__What is being asked__
Reproduce every line of the records below, character for character and in the same order.

__Records for the exercise__
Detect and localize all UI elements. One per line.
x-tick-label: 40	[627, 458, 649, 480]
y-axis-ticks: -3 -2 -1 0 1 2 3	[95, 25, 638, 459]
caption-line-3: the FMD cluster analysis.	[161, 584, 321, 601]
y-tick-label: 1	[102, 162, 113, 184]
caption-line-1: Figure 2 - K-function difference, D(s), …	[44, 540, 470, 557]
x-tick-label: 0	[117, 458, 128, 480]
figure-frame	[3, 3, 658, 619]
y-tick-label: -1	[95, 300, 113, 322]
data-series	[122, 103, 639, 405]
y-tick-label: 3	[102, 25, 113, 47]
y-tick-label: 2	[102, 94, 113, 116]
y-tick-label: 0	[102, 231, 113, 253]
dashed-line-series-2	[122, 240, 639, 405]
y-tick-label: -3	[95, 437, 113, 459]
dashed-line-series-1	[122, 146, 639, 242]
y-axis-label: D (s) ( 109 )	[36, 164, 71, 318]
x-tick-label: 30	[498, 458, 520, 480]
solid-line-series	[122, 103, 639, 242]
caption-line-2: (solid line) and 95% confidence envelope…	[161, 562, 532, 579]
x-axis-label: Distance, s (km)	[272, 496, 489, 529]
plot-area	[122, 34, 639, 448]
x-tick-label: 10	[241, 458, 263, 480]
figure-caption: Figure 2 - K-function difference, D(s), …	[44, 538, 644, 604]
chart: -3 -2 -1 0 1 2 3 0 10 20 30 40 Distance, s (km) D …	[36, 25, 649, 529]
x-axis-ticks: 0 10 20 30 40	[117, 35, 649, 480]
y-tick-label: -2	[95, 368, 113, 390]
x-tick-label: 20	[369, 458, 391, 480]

__Exercise output__
Detect and localize all UI elements. One per line.
x-tick-label: 40	[627, 458, 649, 480]
y-axis-ticks: -3 -2 -1 0 1 2 3	[95, 25, 638, 459]
caption-line-3: the FMD cluster analysis.	[161, 584, 321, 601]
y-tick-label: 1	[102, 162, 113, 184]
caption-line-1: Figure 2 - K-function difference, D(s), …	[44, 540, 470, 557]
x-tick-label: 0	[117, 458, 128, 480]
figure-frame	[3, 3, 658, 619]
y-tick-label: -1	[95, 300, 113, 322]
data-series	[122, 103, 639, 405]
y-tick-label: 3	[102, 25, 113, 47]
y-tick-label: 2	[102, 94, 113, 116]
y-tick-label: 0	[102, 231, 113, 253]
dashed-line-series-2	[122, 240, 639, 405]
y-tick-label: -3	[95, 437, 113, 459]
dashed-line-series-1	[122, 146, 639, 242]
y-axis-label: D (s) ( 109 )	[36, 164, 71, 318]
x-tick-label: 30	[498, 458, 520, 480]
solid-line-series	[122, 103, 639, 242]
caption-line-2: (solid line) and 95% confidence envelope…	[161, 562, 532, 579]
x-axis-label: Distance, s (km)	[272, 496, 489, 529]
plot-area	[122, 34, 639, 448]
x-tick-label: 10	[241, 458, 263, 480]
figure-caption: Figure 2 - K-function difference, D(s), …	[44, 538, 644, 604]
chart: -3 -2 -1 0 1 2 3 0 10 20 30 40 Distance, s (km) D …	[36, 25, 649, 529]
x-axis-ticks: 0 10 20 30 40	[117, 35, 649, 480]
y-tick-label: -2	[95, 368, 113, 390]
x-tick-label: 20	[369, 458, 391, 480]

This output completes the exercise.